WHAT YOU HAVE TO DO. Copy all lines of the listing that include the string "充装易燃".

INFORMATION PROVIDED.
BEGIN
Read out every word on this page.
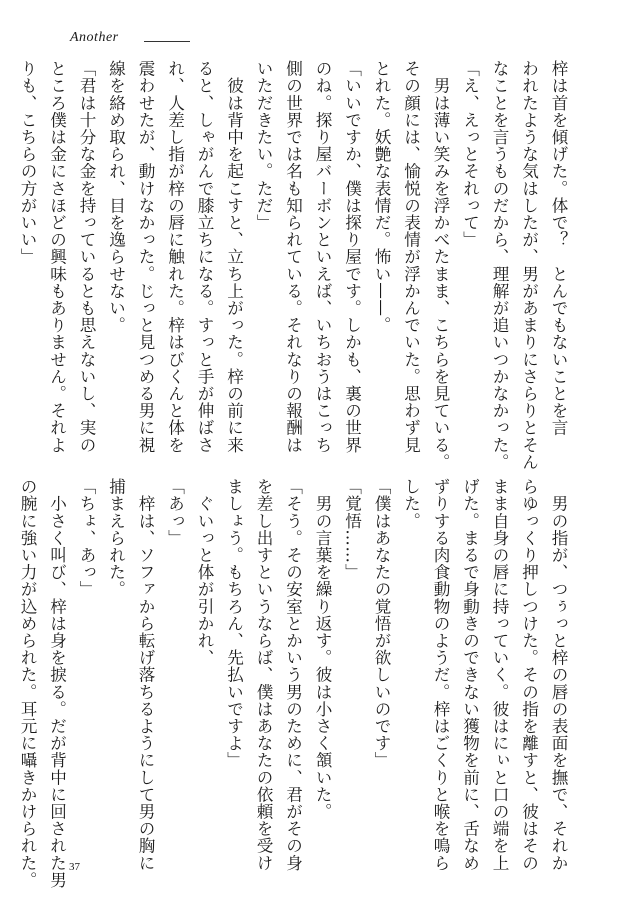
Another
梓は首を傾げた。体で？　とんでもないことを言
われたような気はしたが、男があまりにさらりとそん
なことを言うものだから、理解が追いつかなかった。
「え、えっとそれって」
　男は薄い笑みを浮かべたまま、こちらを見ている。
その顔には、愉悦の表情が浮かんでいた。思わず見
とれた。妖艶な表情だ。怖い——。
「いいですか、僕は探り屋です。しかも、裏の世界
のね。探り屋バーボンといえば、いちおうはこっち
側の世界では名も知られている。それなりの報酬は
いただきたい。ただ」
　彼は背中を起こすと、立ち上がった。梓の前に来
ると、しゃがんで膝立ちになる。すっと手が伸ばさ
れ、人差し指が梓の唇に触れた。梓はびくんと体を
震わせたが、動けなかった。じっと見つめる男に視
線を絡め取られ、目を逸らせない。
「君は十分な金を持っているとも思えないし、実の
ところ僕は金にさほどの興味もありません。それよ
りも、こちらの方がいい」
　男の指が、つぅっと梓の唇の表面を撫で、それか
らゆっくり押しつけた。その指を離すと、彼はその
まま自身の唇に持っていく。彼はにぃと口の端を上
げた。まるで身動きのできない獲物を前に、舌なめ
ずりする肉食動物のようだ。梓はごくりと喉を鳴ら
した。
「僕はあなたの覚悟が欲しいのです」
「覚悟……」
　男の言葉を繰り返す。彼は小さく頷いた。
「そう。その安室とかいう男のために、君がその身
を差し出すというならば、僕はあなたの依頼を受け
ましょう。もちろん、先払いですよ」
　ぐいっと体が引かれ、
「あっ」
　梓は、ソファから転げ落ちるようにして男の胸に
捕まえられた。
「ちょ、あっ」
　小さく叫び、梓は身を捩る。だが背中に回された男
の腕に強い力が込められた。耳元に囁きかけられた。	37
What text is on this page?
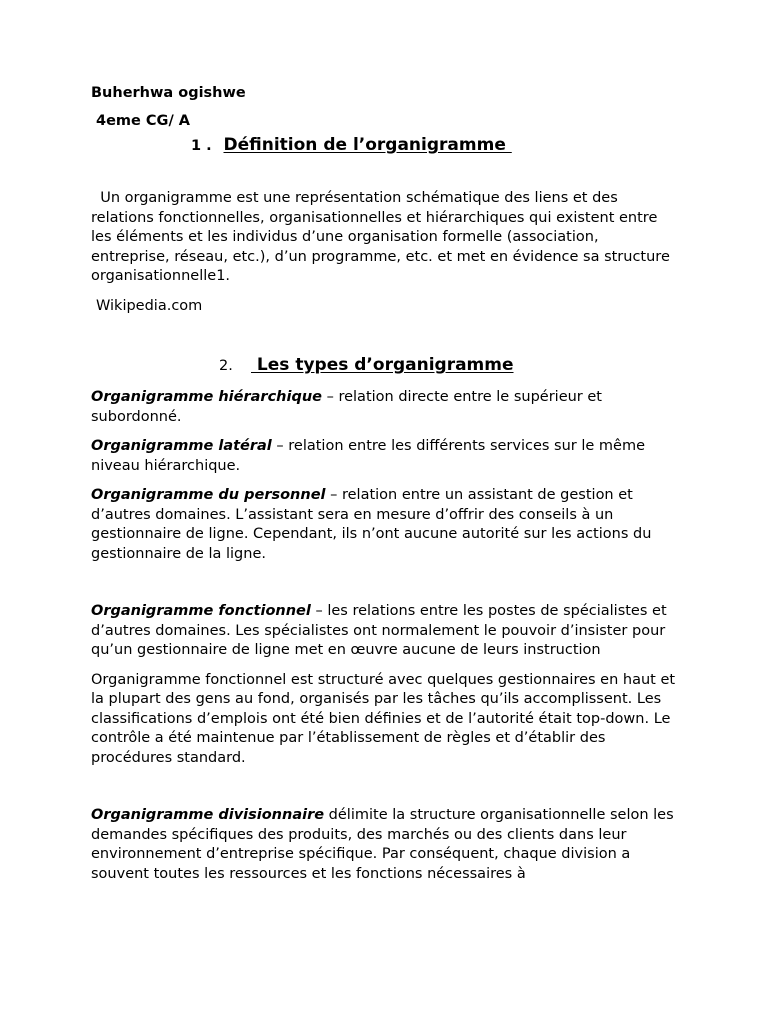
Buherhwa ogishwe

4eme CG/ A

1 . Définition de l’organigramme

Un organigramme est une représentation schématique des liens et des relations fonctionnelles, organisationnelles et hiérarchiques qui existent entre les éléments et les individus d’une organisation formelle (association, entreprise, réseau, etc.), d’un programme, etc. et met en évidence sa structure organisationnelle1.

Wikipedia.com

2. Les types d’organigramme

Organigramme hiérarchique – relation directe entre le supérieur et subordonné.

Organigramme latéral – relation entre les différents services sur le même niveau hiérarchique.

Organigramme du personnel – relation entre un assistant de gestion et d’autres domaines. L’assistant sera en mesure d’offrir des conseils à un gestionnaire de ligne. Cependant, ils n’ont aucune autorité sur les actions du gestionnaire de la ligne.

Organigramme fonctionnel – les relations entre les postes de spécialistes et d’autres domaines. Les spécialistes ont normalement le pouvoir d’insister pour qu’un gestionnaire de ligne met en œuvre aucune de leurs instruction

Organigramme fonctionnel est structuré avec quelques gestionnaires en haut et la plupart des gens au fond, organisés par les tâches qu’ils accomplissent. Les classifications d’emplois ont été bien définies et de l’autorité était top-down. Le contrôle a été maintenue par l’établissement de règles et d’établir des procédures standard.

Organigramme divisionnaire délimite la structure organisationnelle selon les demandes spécifiques des produits, des marchés ou des clients dans leur environnement d’entreprise spécifique. Par conséquent, chaque division a souvent toutes les ressources et les fonctions nécessaires à
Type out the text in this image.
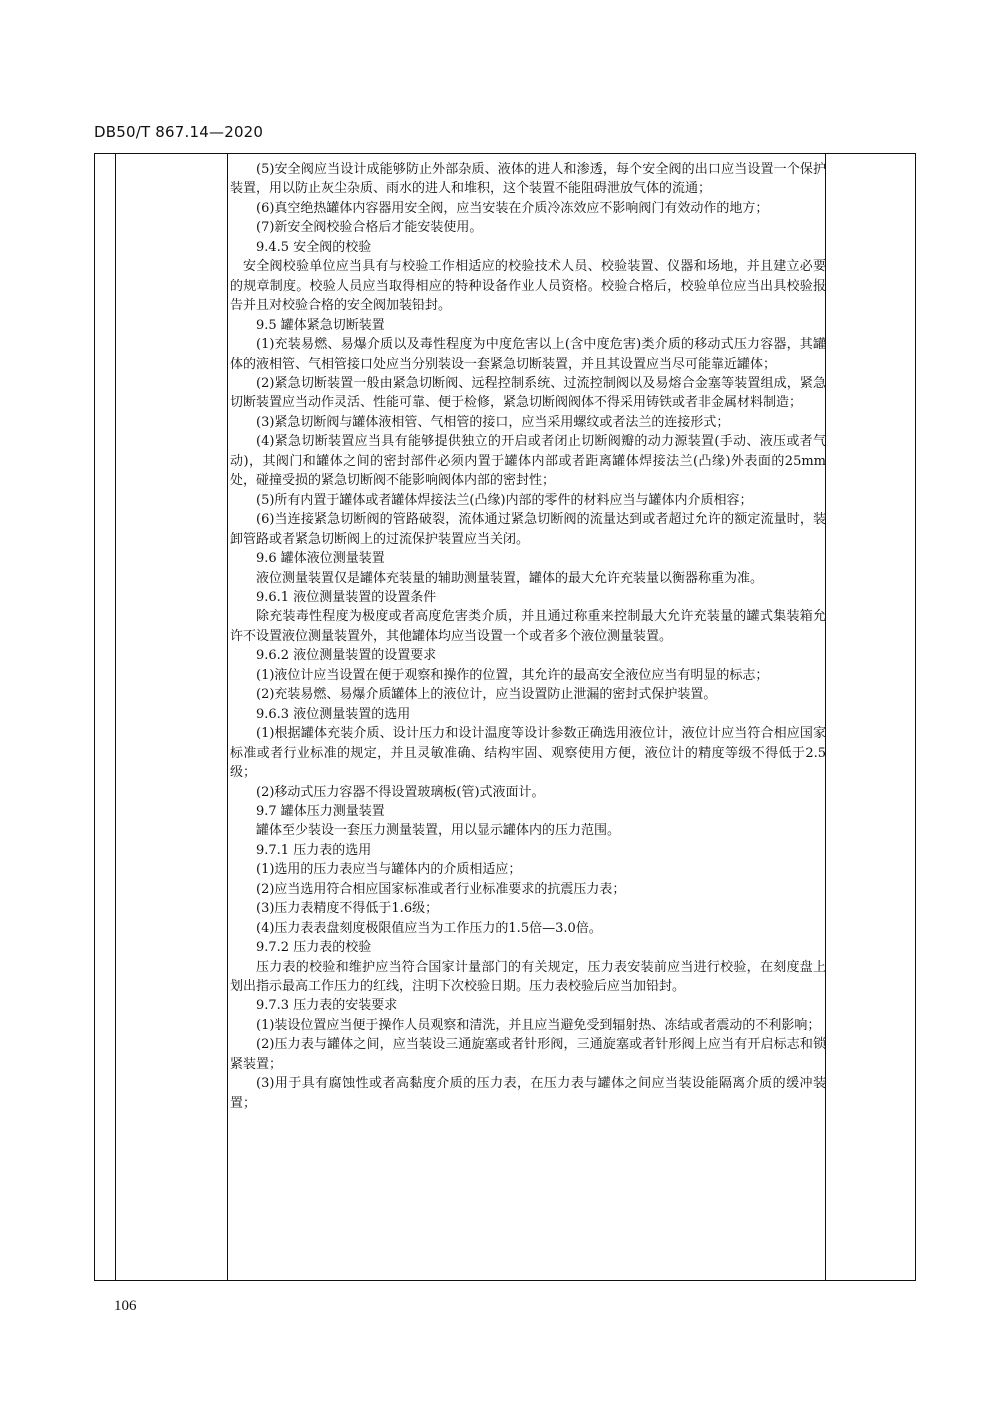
DB50/T 867.14—2020

(5)安全阀应当设计成能够防止外部杂质、液体的进人和渗透，每个安全阀的出口应当设置一个保护装置，用以防止灰尘杂质、雨水的进人和堆积，这个装置不能阻碍泄放气体的流通；

(6)真空绝热罐体内容器用安全阀，应当安装在介质冷冻效应不影响阀门有效动作的地方；

(7)新安全阀校验合格后才能安装使用。

9.4.5 安全阀的校验

安全阀校验单位应当具有与校验工作相适应的校验技术人员、校验装置、仪器和场地，并且建立必要的规章制度。校验人员应当取得相应的特种设备作业人员资格。校验合格后，校验单位应当出具校验报告并且对校验合格的安全阀加装铅封。

9.5 罐体紧急切断装置

(1)充装易燃、易爆介质以及毒性程度为中度危害以上(含中度危害)类介质的移动式压力容器，其罐体的液相管、气相管接口处应当分别装设一套紧急切断装置，并且其设置应当尽可能靠近罐体；

(2)紧急切断装置一般由紧急切断阀、远程控制系统、过流控制阀以及易熔合金塞等装置组成，紧急切断装置应当动作灵活、性能可靠、便于检修，紧急切断阀阀体不得采用铸铁或者非金属材料制造；

(3)紧急切断阀与罐体液相管、气相管的接口，应当采用螺纹或者法兰的连接形式；

(4)紧急切断装置应当具有能够提供独立的开启或者闭止切断阀瓣的动力源装置(手动、液压或者气动)，其阀门和罐体之间的密封部件必须内置于罐体内部或者距离罐体焊接法兰(凸缘)外表面的25mm处，碰撞受损的紧急切断阀不能影响阀体内部的密封性；

(5)所有内置于罐体或者罐体焊接法兰(凸缘)内部的零件的材料应当与罐体内介质相容；

(6)当连接紧急切断阀的管路破裂，流体通过紧急切断阀的流量达到或者超过允许的额定流量时，装卸管路或者紧急切断阀上的过流保护装置应当关闭。

9.6 罐体液位测量装置

液位测量装置仅是罐体充装量的辅助测量装置，罐体的最大允许充装量以衡器称重为准。

9.6.1 液位测量装置的设置条件

除充装毒性程度为极度或者高度危害类介质，并且通过称重来控制最大允许充装量的罐式集装箱允许不设置液位测量装置外，其他罐体均应当设置一个或者多个液位测量装置。

9.6.2 液位测量装置的设置要求

(1)液位计应当设置在便于观察和操作的位置，其允许的最高安全液位应当有明显的标志；

(2)充装易燃、易爆介质罐体上的液位计，应当设置防止泄漏的密封式保护装置。

9.6.3 液位测量装置的选用

(1)根据罐体充装介质、设计压力和设计温度等设计参数正确选用液位计，液位计应当符合相应国家标准或者行业标准的规定，并且灵敏准确、结构牢固、观察使用方便，液位计的精度等级不得低于2.5级；

(2)移动式压力容器不得设置玻璃板(管)式液面计。

9.7 罐体压力测量装置

罐体至少装设一套压力测量装置，用以显示罐体内的压力范围。

9.7.1 压力表的选用

(1)选用的压力表应当与罐体内的介质相适应；

(2)应当选用符合相应国家标准或者行业标准要求的抗震压力表；

(3)压力表精度不得低于1.6级；

(4)压力表表盘刻度极限值应当为工作压力的1.5倍—3.0倍。

9.7.2 压力表的校验

压力表的校验和维护应当符合国家计量部门的有关规定，压力表安装前应当进行校验，在刻度盘上划出指示最高工作压力的红线，注明下次校验日期。压力表校验后应当加铅封。

9.7.3 压力表的安装要求

(1)装设位置应当便于操作人员观察和清洗，并且应当避免受到辐射热、冻结或者震动的不利影响；

(2)压力表与罐体之间，应当装设三通旋塞或者针形阀，三通旋塞或者针形阀上应当有开启标志和锁紧装置；

(3)用于具有腐蚀性或者高黏度介质的压力表，在压力表与罐体之间应当装设能隔离介质的缓冲装置；

106
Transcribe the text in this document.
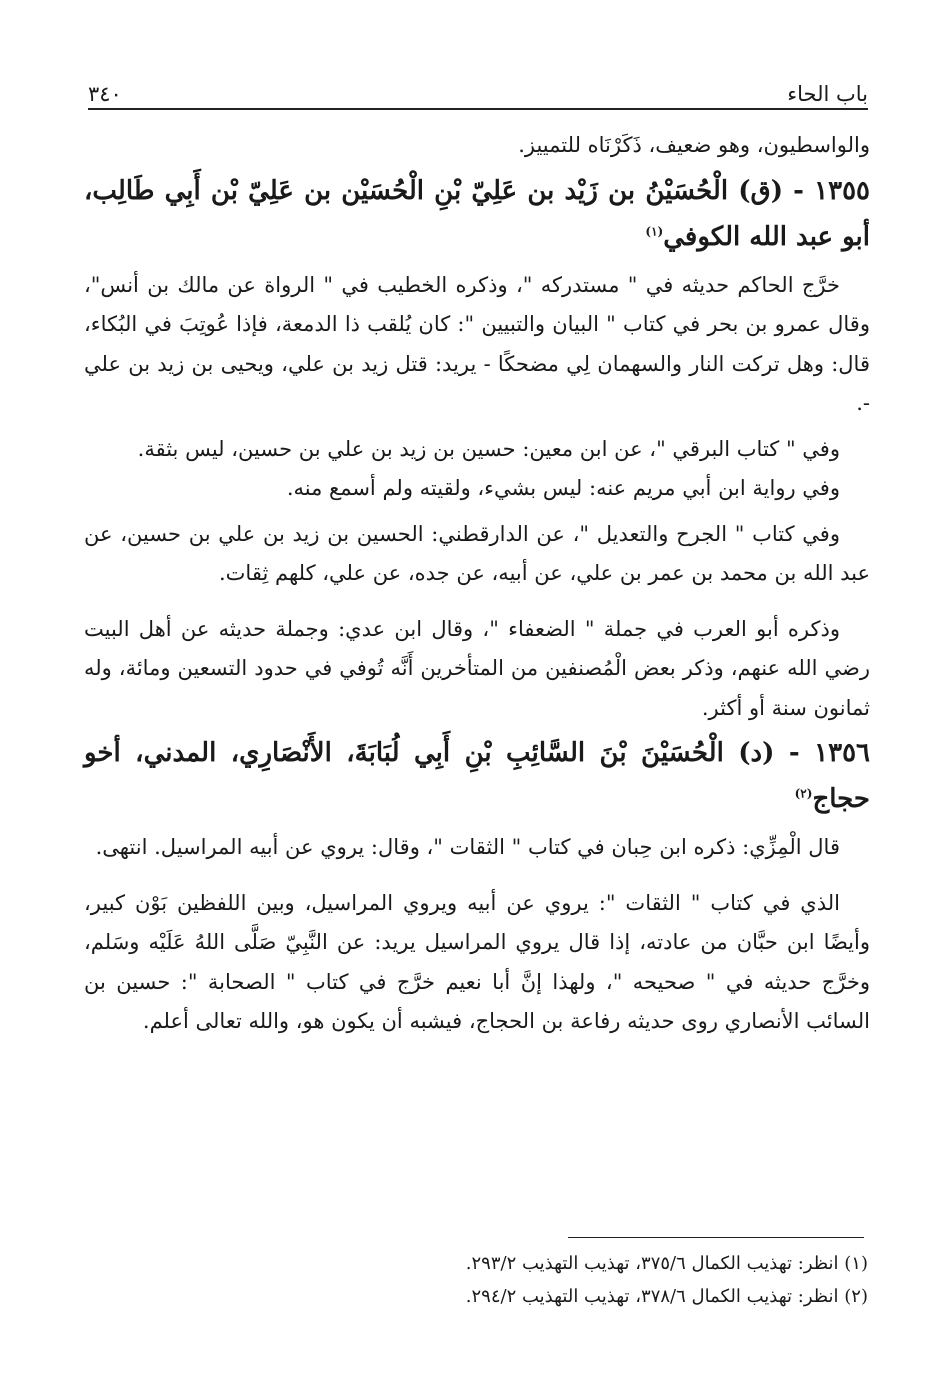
باب الحاء
٣٤٠

والواسطيون، وهو ضعيف، ذَكَرْنَاه للتمييز.

١٣٥٥ - (ق) الْحُسَيْنُ بن زَيْد بن عَلِيّ بْنِ الْحُسَيْن بن عَلِيّ بْن أَبِي طَالِب، أبو عبد الله الكوفي$^{(١)}$

خرَّج الحاكم حديثه في " مستدركه "، وذكره الخطيب في " الرواة عن مالك بن أنس"، وقال عمرو بن بحر في كتاب " البيان والتبيين ": كان يُلقب ذا الدمعة، فإذا عُوتِبَ في البُكاء، قال: وهل تركت النار والسهمان لِي مضحكًا - يريد: قتل زيد بن علي، ويحيى بن زيد بن علي -.

وفي " كتاب البرقي "، عن ابن معين: حسين بن زيد بن علي بن حسين، ليس بثقة.

وفي رواية ابن أبي مريم عنه: ليس بشيء، ولقيته ولم أسمع منه.

وفي كتاب " الجرح والتعديل "، عن الدارقطني: الحسين بن زيد بن علي بن حسين، عن عبد الله بن محمد بن عمر بن علي، عن أبيه، عن جده، عن علي، كلهم ثِقات.

وذكره أبو العرب في جملة " الضعفاء "، وقال ابن عدي: وجملة حديثه عن أهل البيت رضي الله عنهم، وذكر بعض الْمُصنفين من المتأخرين أَنَّه تُوفي في حدود التسعين ومائة، وله ثمانون سنة أو أكثر.

١٣٥٦ - (د) الْحُسَيْنَ بْنَ السَّائِبِ بْنِ أَبِي لُبَابَةَ، الأَنْصَارِي، المدني، أخو حجاج$^{(٢)}$

قال الْمِزِّي: ذكره ابن حِبان في كتاب " الثقات "، وقال: يروي عن أبيه المراسيل. انتهى.

الذي في كتاب " الثقات ": يروي عن أبيه ويروي المراسيل، وبين اللفظين بَوْن كبير، وأيضًا ابن حبَّان من عادته، إذا قال يروي المراسيل يريد: عن النَّبِيّ صَلَّى اللهُ عَلَيْه وسَلم، وخرَّج حديثه في " صحيحه "، ولهذا إنَّ أبا نعيم خرَّج في كتاب " الصحابة ": حسين بن السائب الأنصاري روى حديثه رفاعة بن الحجاج، فيشبه أن يكون هو، والله تعالى أعلم.

(١) انظر: تهذيب الكمال ٣٧٥/٦، تهذيب التهذيب ٢٩٣/٢.
(٢) انظر: تهذيب الكمال ٣٧٨/٦، تهذيب التهذيب ٢٩٤/٢.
END
RESPONSE FOR THIS EXERCISE.
(1)充装易燃、易爆介质以及毒性程度为中度危害以上(含中度危害)类介质的移动式压力容器，其罐体的液相管、气相管接口处应当分别装设一套紧急切断装置，并且其设置应当尽可能靠近罐体；
(2)充装易燃、易爆介质罐体上的液位计，应当设置防止泄漏的密封式保护装置。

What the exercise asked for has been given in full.